WORK TO BE COMPLETED: Copy out every line that contains "машин".

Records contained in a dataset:
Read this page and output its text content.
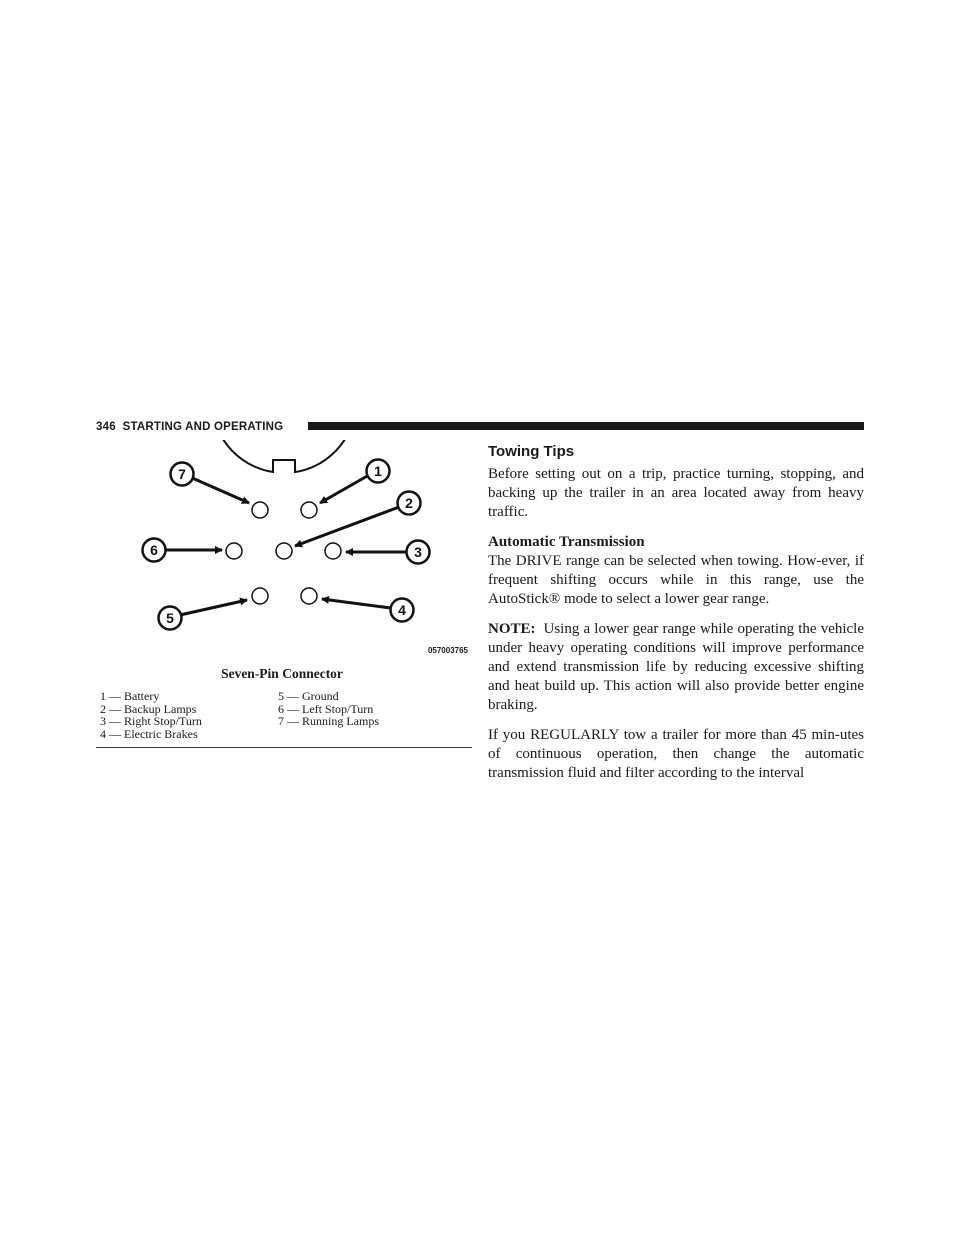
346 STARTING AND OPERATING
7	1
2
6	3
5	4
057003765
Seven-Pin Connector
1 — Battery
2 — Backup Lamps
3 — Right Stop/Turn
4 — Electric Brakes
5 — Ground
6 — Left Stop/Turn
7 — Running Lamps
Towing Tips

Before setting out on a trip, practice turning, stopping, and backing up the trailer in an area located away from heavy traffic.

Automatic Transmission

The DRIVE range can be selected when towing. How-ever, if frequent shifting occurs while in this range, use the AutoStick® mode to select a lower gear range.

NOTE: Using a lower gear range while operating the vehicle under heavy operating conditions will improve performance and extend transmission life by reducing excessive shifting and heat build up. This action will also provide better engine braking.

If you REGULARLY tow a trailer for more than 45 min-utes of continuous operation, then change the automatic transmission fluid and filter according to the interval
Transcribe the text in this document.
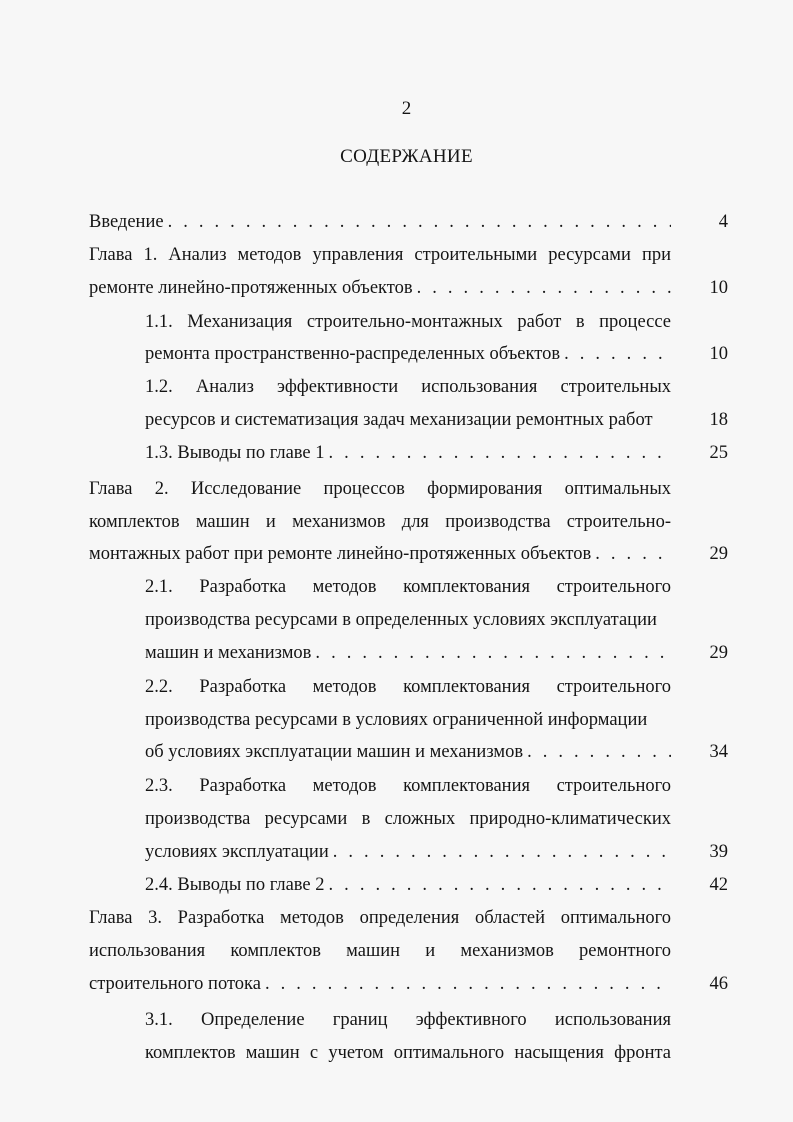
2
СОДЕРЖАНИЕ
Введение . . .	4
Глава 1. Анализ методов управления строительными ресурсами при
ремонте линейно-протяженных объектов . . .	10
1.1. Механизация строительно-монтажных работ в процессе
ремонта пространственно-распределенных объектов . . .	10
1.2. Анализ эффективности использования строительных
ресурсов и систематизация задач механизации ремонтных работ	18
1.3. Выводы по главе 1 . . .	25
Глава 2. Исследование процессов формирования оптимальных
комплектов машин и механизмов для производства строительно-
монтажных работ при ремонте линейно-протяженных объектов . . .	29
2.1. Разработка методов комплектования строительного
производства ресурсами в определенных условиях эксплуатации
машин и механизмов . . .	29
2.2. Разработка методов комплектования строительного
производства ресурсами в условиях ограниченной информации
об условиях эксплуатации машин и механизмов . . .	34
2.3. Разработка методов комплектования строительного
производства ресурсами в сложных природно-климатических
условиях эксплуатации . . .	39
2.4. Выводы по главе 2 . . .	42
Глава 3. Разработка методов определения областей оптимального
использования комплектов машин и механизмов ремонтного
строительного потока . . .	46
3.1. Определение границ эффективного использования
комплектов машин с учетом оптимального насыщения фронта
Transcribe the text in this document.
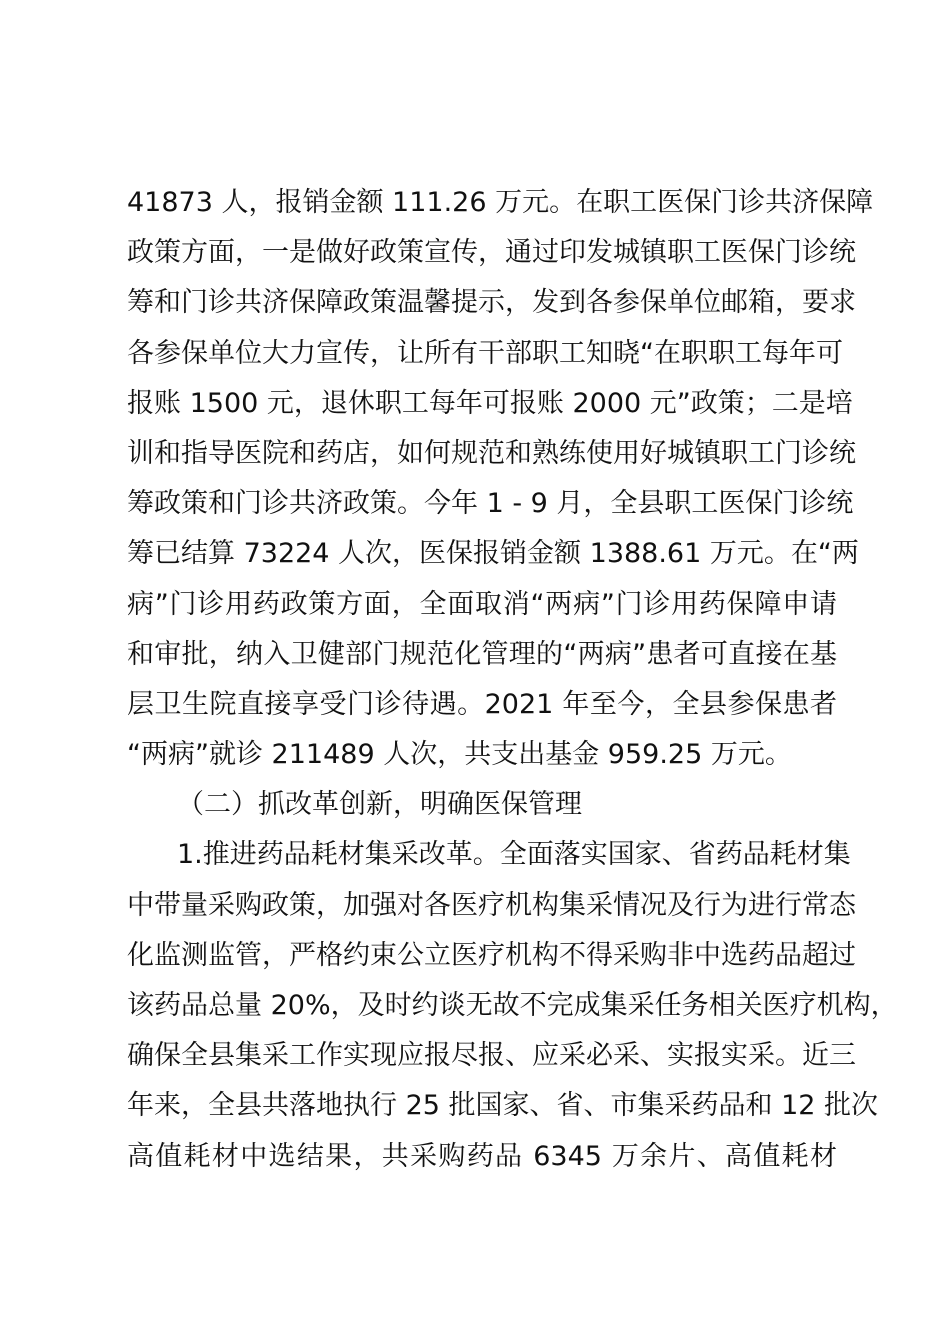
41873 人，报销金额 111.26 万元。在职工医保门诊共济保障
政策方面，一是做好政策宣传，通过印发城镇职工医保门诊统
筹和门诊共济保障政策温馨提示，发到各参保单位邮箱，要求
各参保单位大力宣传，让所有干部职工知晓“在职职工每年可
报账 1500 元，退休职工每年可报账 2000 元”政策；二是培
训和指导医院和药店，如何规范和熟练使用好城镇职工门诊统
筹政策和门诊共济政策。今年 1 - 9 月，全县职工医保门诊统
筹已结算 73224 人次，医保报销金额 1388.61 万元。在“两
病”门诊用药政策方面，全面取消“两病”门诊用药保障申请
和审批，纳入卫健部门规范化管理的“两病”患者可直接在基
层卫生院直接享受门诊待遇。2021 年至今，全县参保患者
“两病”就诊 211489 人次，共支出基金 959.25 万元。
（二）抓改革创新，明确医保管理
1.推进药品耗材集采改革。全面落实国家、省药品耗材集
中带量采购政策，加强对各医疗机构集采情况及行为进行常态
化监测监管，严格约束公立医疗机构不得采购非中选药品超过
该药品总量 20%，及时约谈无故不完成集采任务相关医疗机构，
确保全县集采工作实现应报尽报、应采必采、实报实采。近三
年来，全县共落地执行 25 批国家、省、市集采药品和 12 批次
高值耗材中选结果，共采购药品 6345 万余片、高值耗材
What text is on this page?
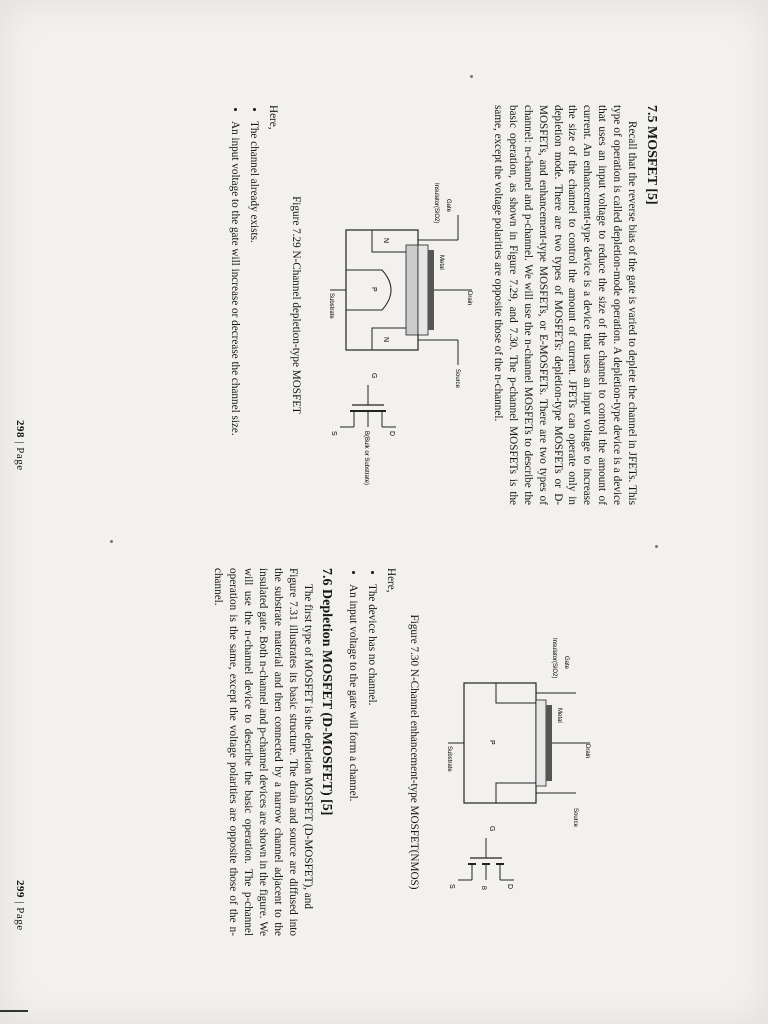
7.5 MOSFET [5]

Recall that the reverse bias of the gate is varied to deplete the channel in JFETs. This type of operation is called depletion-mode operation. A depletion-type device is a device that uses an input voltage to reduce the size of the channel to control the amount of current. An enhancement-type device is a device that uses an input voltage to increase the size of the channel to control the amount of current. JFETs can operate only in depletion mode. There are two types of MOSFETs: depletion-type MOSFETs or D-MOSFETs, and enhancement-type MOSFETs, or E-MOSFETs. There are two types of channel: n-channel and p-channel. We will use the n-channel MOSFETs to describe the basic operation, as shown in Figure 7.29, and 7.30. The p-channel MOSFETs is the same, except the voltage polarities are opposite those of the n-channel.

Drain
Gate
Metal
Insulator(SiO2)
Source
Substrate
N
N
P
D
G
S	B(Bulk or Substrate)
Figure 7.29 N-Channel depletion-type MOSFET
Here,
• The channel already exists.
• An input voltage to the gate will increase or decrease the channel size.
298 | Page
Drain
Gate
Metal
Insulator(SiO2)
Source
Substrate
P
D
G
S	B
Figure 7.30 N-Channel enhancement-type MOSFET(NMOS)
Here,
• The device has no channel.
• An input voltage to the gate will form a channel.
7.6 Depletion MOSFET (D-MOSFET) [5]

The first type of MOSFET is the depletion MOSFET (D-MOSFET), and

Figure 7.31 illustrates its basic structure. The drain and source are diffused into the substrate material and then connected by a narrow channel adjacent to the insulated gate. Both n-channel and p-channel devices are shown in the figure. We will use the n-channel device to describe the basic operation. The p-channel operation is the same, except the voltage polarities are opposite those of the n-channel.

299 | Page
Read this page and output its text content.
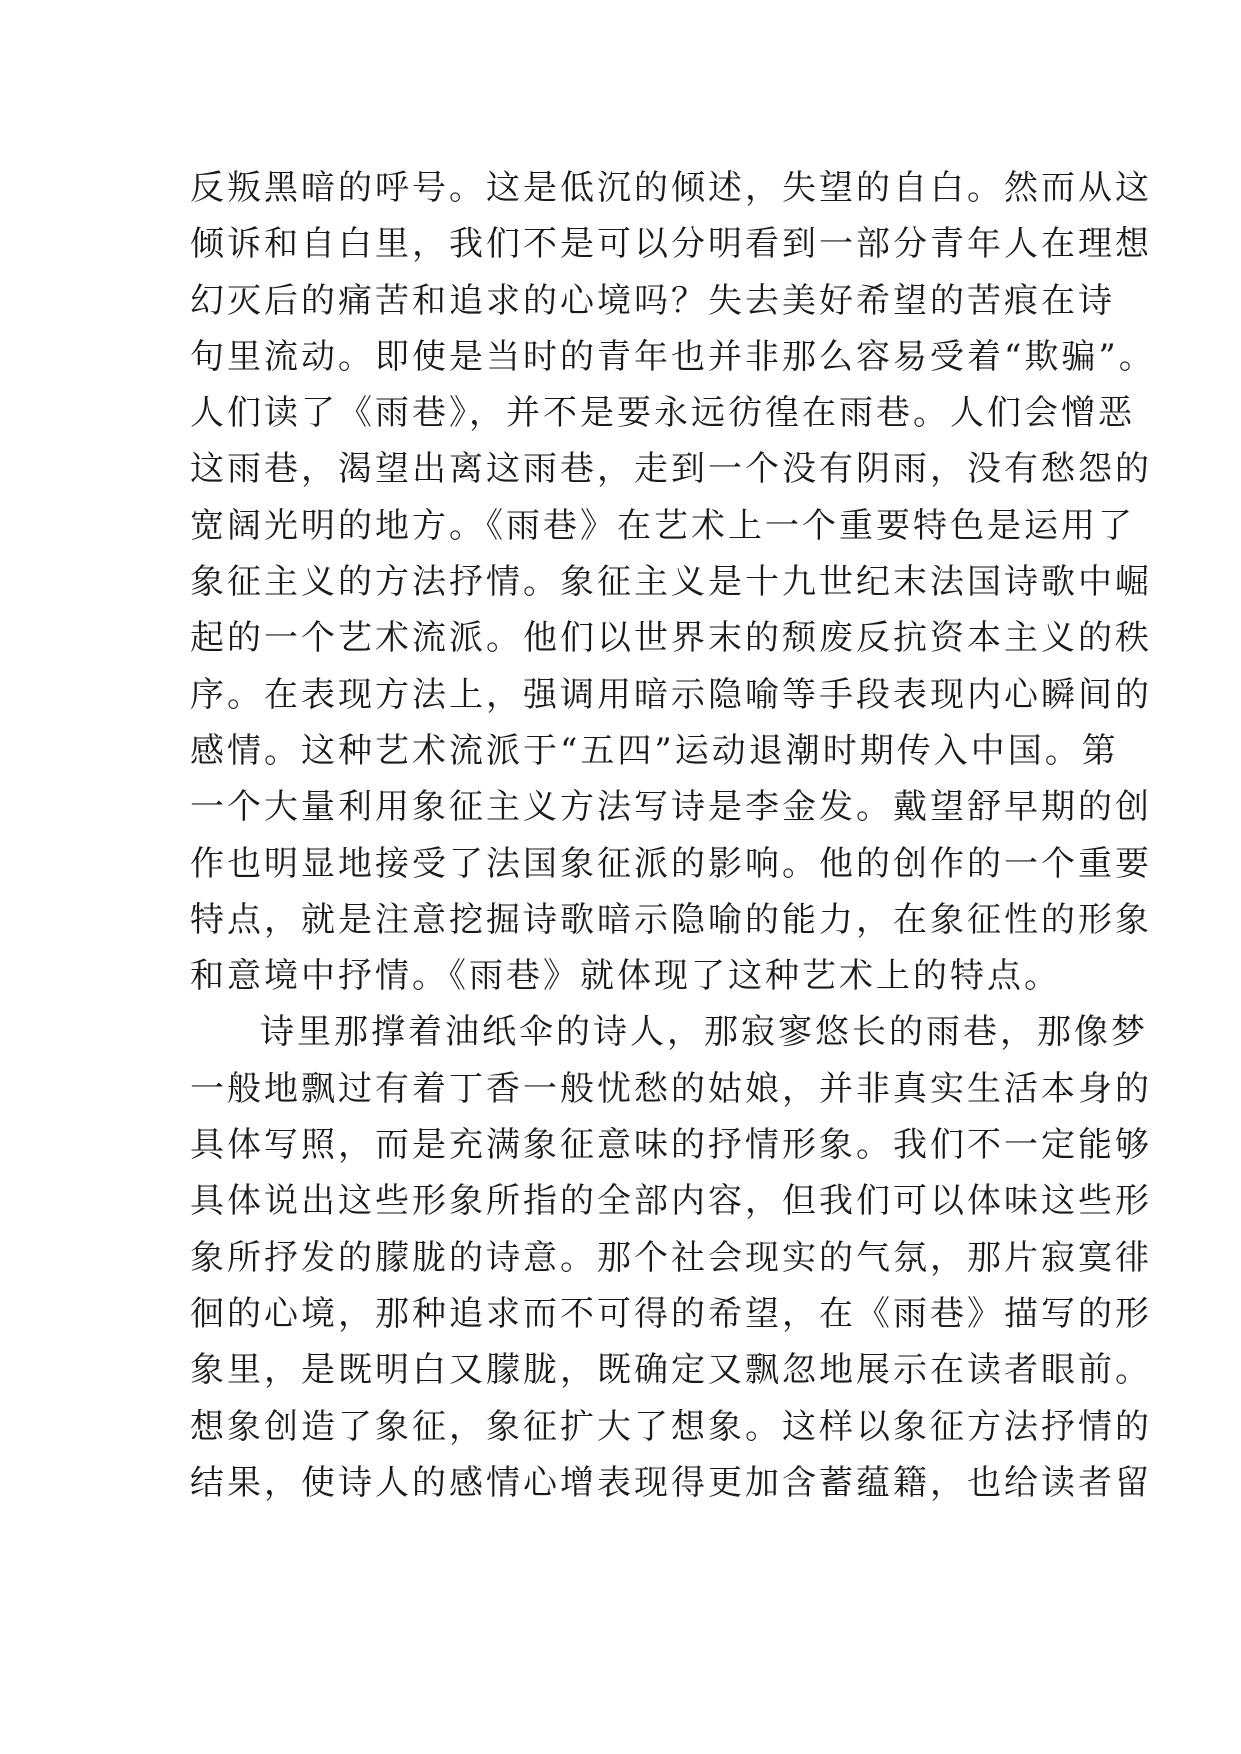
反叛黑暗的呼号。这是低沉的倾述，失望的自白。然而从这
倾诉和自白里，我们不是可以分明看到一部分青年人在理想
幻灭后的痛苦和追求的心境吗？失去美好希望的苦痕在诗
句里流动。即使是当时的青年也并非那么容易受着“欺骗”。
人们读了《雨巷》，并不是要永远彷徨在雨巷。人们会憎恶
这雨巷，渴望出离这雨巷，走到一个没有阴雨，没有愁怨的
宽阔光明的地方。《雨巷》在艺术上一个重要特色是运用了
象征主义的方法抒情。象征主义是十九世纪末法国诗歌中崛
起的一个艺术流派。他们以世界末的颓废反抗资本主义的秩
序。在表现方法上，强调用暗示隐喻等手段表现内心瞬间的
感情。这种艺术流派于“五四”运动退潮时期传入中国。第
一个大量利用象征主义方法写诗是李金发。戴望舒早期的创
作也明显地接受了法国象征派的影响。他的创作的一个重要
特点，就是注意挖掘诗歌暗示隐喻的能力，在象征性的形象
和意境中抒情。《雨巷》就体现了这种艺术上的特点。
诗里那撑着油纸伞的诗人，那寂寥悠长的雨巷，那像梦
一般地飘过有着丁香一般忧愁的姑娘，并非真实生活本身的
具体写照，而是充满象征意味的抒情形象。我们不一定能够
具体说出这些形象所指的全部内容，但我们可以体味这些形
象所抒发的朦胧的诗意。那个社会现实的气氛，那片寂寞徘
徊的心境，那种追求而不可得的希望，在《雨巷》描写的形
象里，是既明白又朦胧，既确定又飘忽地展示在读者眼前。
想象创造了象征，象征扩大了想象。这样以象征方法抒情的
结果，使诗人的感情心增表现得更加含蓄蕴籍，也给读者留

ANSWER:
комплектов машин и механизмов для производства строительно-
машин и механизмов . . .	29
об условиях эксплуатации машин и механизмов . . .	34
использования комплектов машин и механизмов ремонтного
комплектов машин с учетом оптимального насыщения фронта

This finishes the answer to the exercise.